## TASK DIRECTIONS:
From the listing below, pick out each line with the word "zijn".
-------- STORED DATA
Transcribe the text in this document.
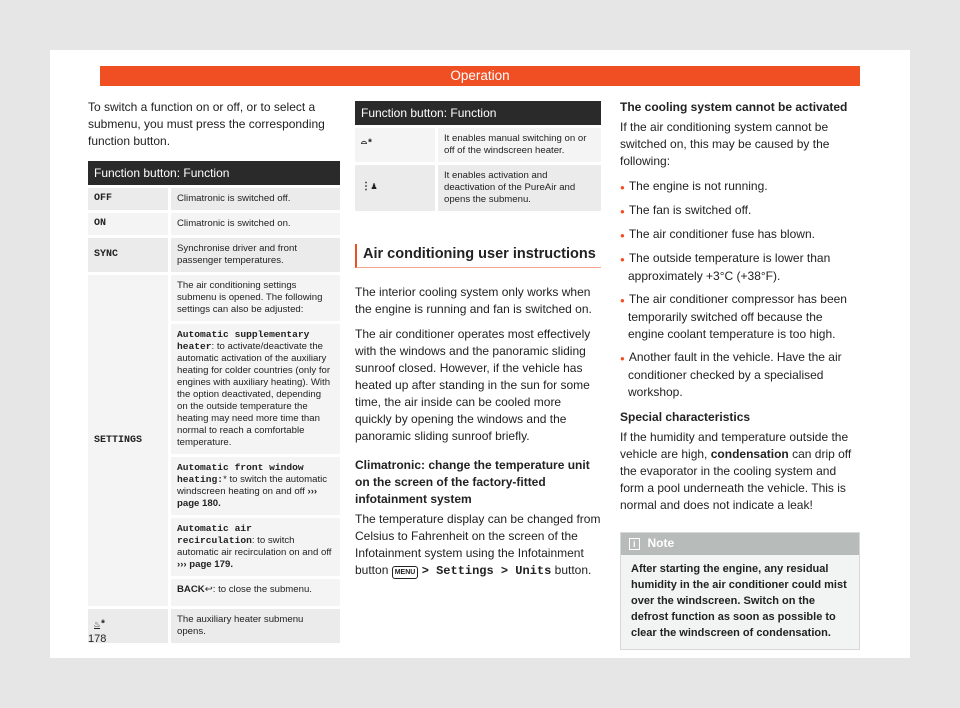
Operation

To switch a function on or off, or to select a submenu, you must press the corresponding function button.

Function button: Function	
OFF	Climatronic is switched off.
ON	Climatronic is switched on.
SYNC	Synchronise driver and front passenger temperatures.
SETTINGS	The air conditioning settings submenu is opened. The following settings can also be adjusted:
Automatic supplementary heater: to activate/deactivate the automatic activation of the auxiliary heating for colder countries (only for engines with auxiliary heating). With the option deactivated, depending on the outside temperature the heating may need more time than normal to reach a comfortable temperature.
Automatic front window heating:* to switch the automatic windscreen heating on and off ››› page 180.
Automatic air recirculation: to switch automatic air recirculation on and off ››› page 179.
BACK↩: to close the submenu.

♨*	The auxiliary heater submenu opens.
Function button: Function	
⌓*	It enables manual switching on or off of the windscreen heater.
⋮♟	It enables activation and deactivation of the PureAir and opens the submenu.
Air conditioning user instructions

The interior cooling system only works when the engine is running and fan is switched on.

The air conditioner operates most effectively with the windows and the panoramic sliding sunroof closed. However, if the vehicle has heated up after standing in the sun for some time, the air inside can be cooled more quickly by opening the windows and the panoramic sliding sunroof briefly.

Climatronic: change the temperature unit on the screen of the factory-fitted infotainment system

The temperature display can be changed from Celsius to Fahrenheit on the screen of the Infotainment system using the Infotainment button MENU > Settings > Units button.

The cooling system cannot be activated

If the air conditioning system cannot be switched on, this may be caused by the following:

● The engine is not running.
● The fan is switched off.
● The air conditioner fuse has blown.
● The outside temperature is lower than approximately +3°C (+38°F).
● The air conditioner compressor has been temporarily switched off because the engine coolant temperature is too high.
● Another fault in the vehicle. Have the air conditioner checked by a specialised workshop.
Special characteristics

If the humidity and temperature outside the vehicle are high, condensation can drip off the evaporator in the cooling system and form a pool underneath the vehicle. This is normal and does not indicate a leak!

i Note
After starting the engine, any residual humidity in the air conditioner could mist over the windscreen. Switch on the defrost function as soon as possible to clear the windscreen of condensation.
178
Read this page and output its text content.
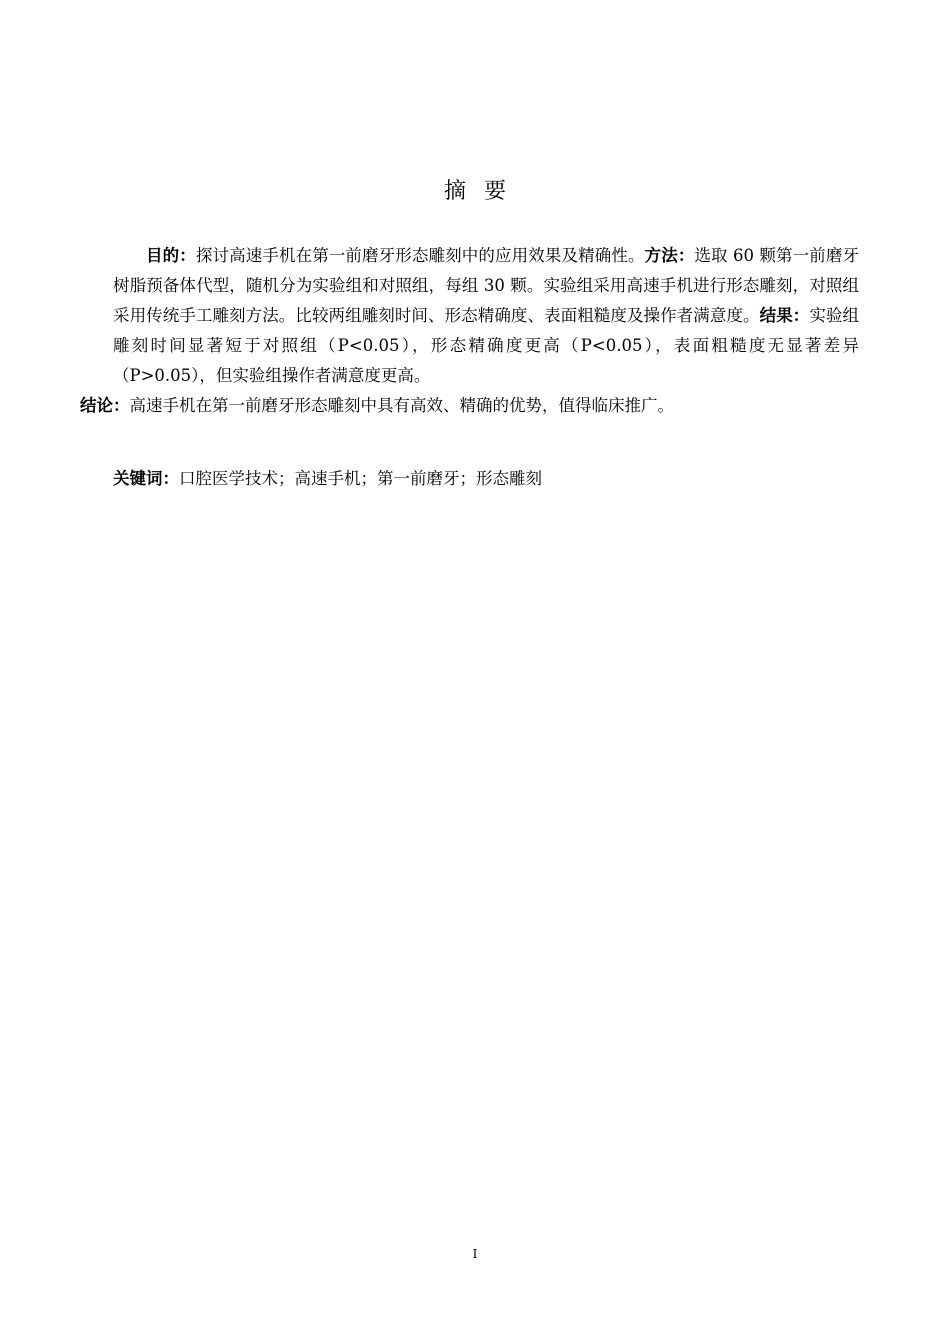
摘要

目的：探讨高速手机在第一前磨牙形态雕刻中的应用效果及精确性。方法：选取 60 颗第一前磨牙树脂预备体代型，随机分为实验组和对照组，每组 30 颗。实验组采用高速手机进行形态雕刻，对照组采用传统手工雕刻方法。比较两组雕刻时间、形态精确度、表面粗糙度及操作者满意度。结果：实验组雕刻时间显著短于对照组（P<0.05），形态精确度更高（P<0.05），表面粗糙度无显著差异（P>0.05），但实验组操作者满意度更高。
结论：高速手机在第一前磨牙形态雕刻中具有高效、精确的优势，值得临床推广。

关键词：口腔医学技术；高速手机；第一前磨牙；形态雕刻

I
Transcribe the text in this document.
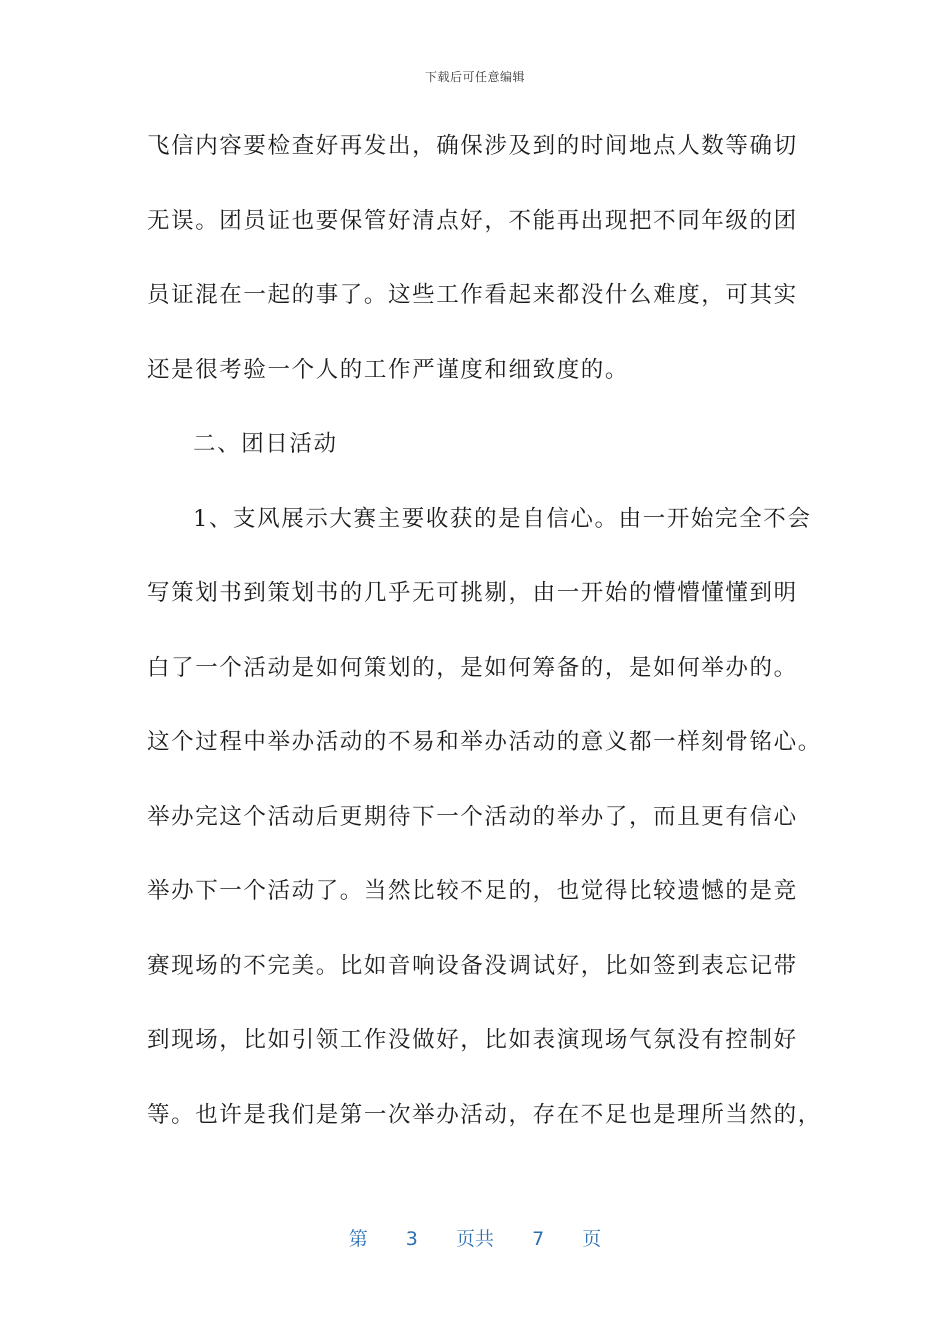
下载后可任意编辑
飞信内容要检查好再发出，确保涉及到的时间地点人数等确切
无误。团员证也要保管好清点好，不能再出现把不同年级的团
员证混在一起的事了。这些工作看起来都没什么难度，可其实
还是很考验一个人的工作严谨度和细致度的。
二、团日活动
1、支风展示大赛主要收获的是自信心。由一开始完全不会
写策划书到策划书的几乎无可挑剔，由一开始的懵懵懂懂到明
白了一个活动是如何策划的，是如何筹备的，是如何举办的。
这个过程中举办活动的不易和举办活动的意义都一样刻骨铭心。
举办完这个活动后更期待下一个活动的举办了，而且更有信心
举办下一个活动了。当然比较不足的，也觉得比较遗憾的是竞
赛现场的不完美。比如音响设备没调试好，比如签到表忘记带
到现场，比如引领工作没做好，比如表演现场气氛没有控制好
等。也许是我们是第一次举办活动，存在不足也是理所当然的，
第 3 页共 7 页
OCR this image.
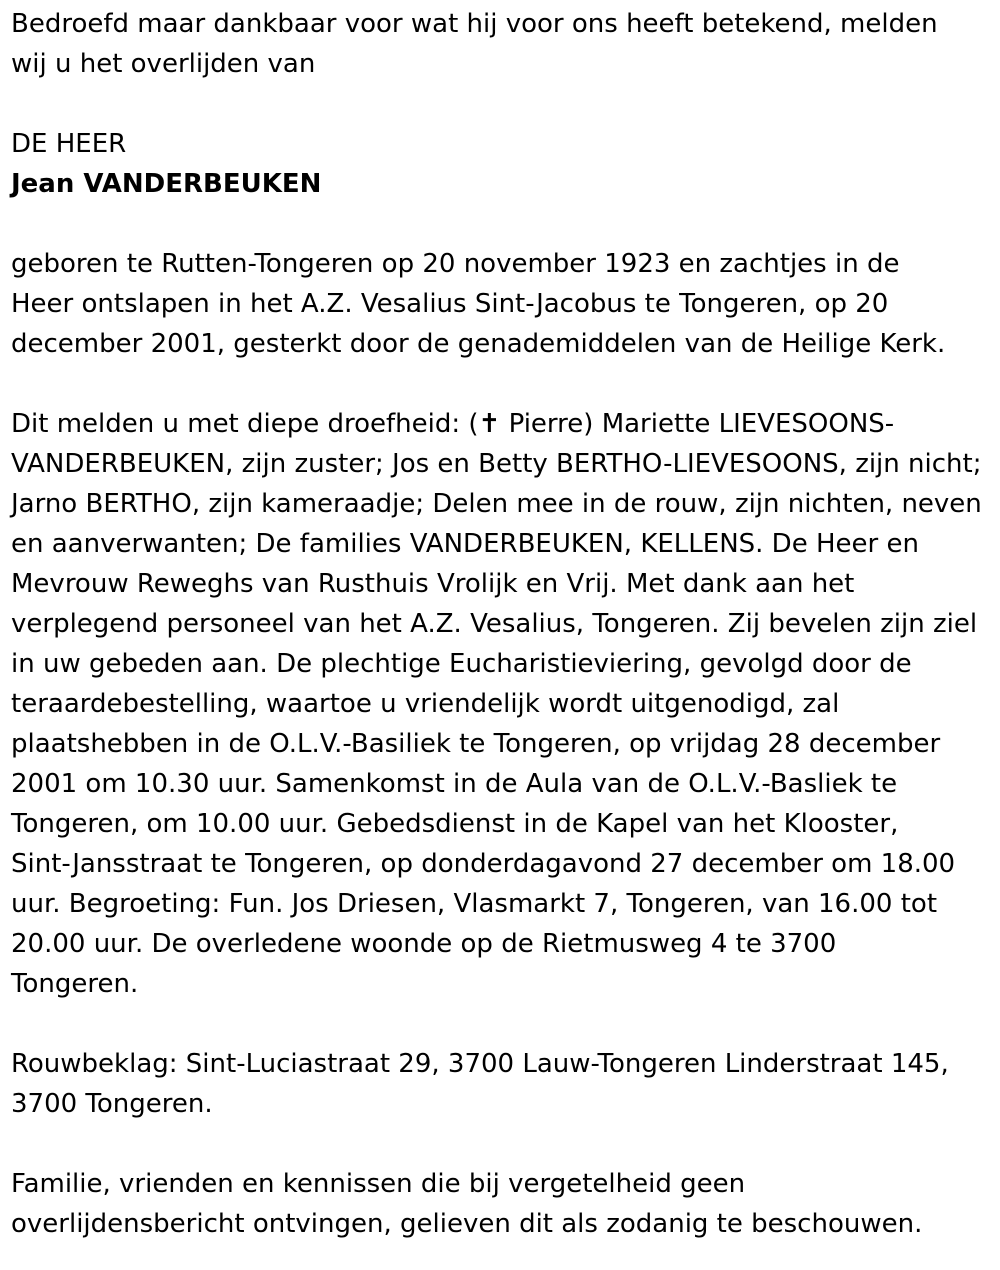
Bedroefd maar dankbaar voor wat hij voor ons heeft betekend, melden
wij u het overlijden van

DE HEER

Jean VANDERBEUKEN

geboren te Rutten-Tongeren op 20 november 1923 en zachtjes in de
Heer ontslapen in het A.Z. Vesalius Sint-Jacobus te Tongeren, op 20
december 2001, gesterkt door de genademiddelen van de Heilige Kerk.

Dit melden u met diepe droefheid: (✝ Pierre) Mariette LIEVESOONS-
VANDERBEUKEN, zijn zuster; Jos en Betty BERTHO-LIEVESOONS, zijn nicht;
Jarno BERTHO, zijn kameraadje; Delen mee in de rouw, zijn nichten, neven
en aanverwanten; De families VANDERBEUKEN, KELLENS. De Heer en
Mevrouw Reweghs van Rusthuis Vrolijk en Vrij. Met dank aan het
verplegend personeel van het A.Z. Vesalius, Tongeren. Zij bevelen zijn ziel
in uw gebeden aan. De plechtige Eucharistieviering, gevolgd door de
teraardebestelling, waartoe u vriendelijk wordt uitgenodigd, zal
plaatshebben in de O.L.V.-Basiliek te Tongeren, op vrijdag 28 december
2001 om 10.30 uur. Samenkomst in de Aula van de O.L.V.-Basliek te
Tongeren, om 10.00 uur. Gebedsdienst in de Kapel van het Klooster,
Sint-Jansstraat te Tongeren, op donderdagavond 27 december om 18.00
uur. Begroeting: Fun. Jos Driesen, Vlasmarkt 7, Tongeren, van 16.00 tot
20.00 uur. De overledene woonde op de Rietmusweg 4 te 3700
Tongeren.

Rouwbeklag: Sint-Luciastraat 29, 3700 Lauw-Tongeren Linderstraat 145,
3700 Tongeren.

Familie, vrienden en kennissen die bij vergetelheid geen
overlijdensbericht ontvingen, gelieven dit als zodanig te beschouwen.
----------------
## REPLY:
VANDERBEUKEN, zijn zuster; Jos en Betty BERTHO-LIEVESOONS, zijn nicht;
Jarno BERTHO, zijn kameraadje; Delen mee in de rouw, zijn nichten, neven
verplegend personeel van het A.Z. Vesalius, Tongeren. Zij bevelen zijn ziel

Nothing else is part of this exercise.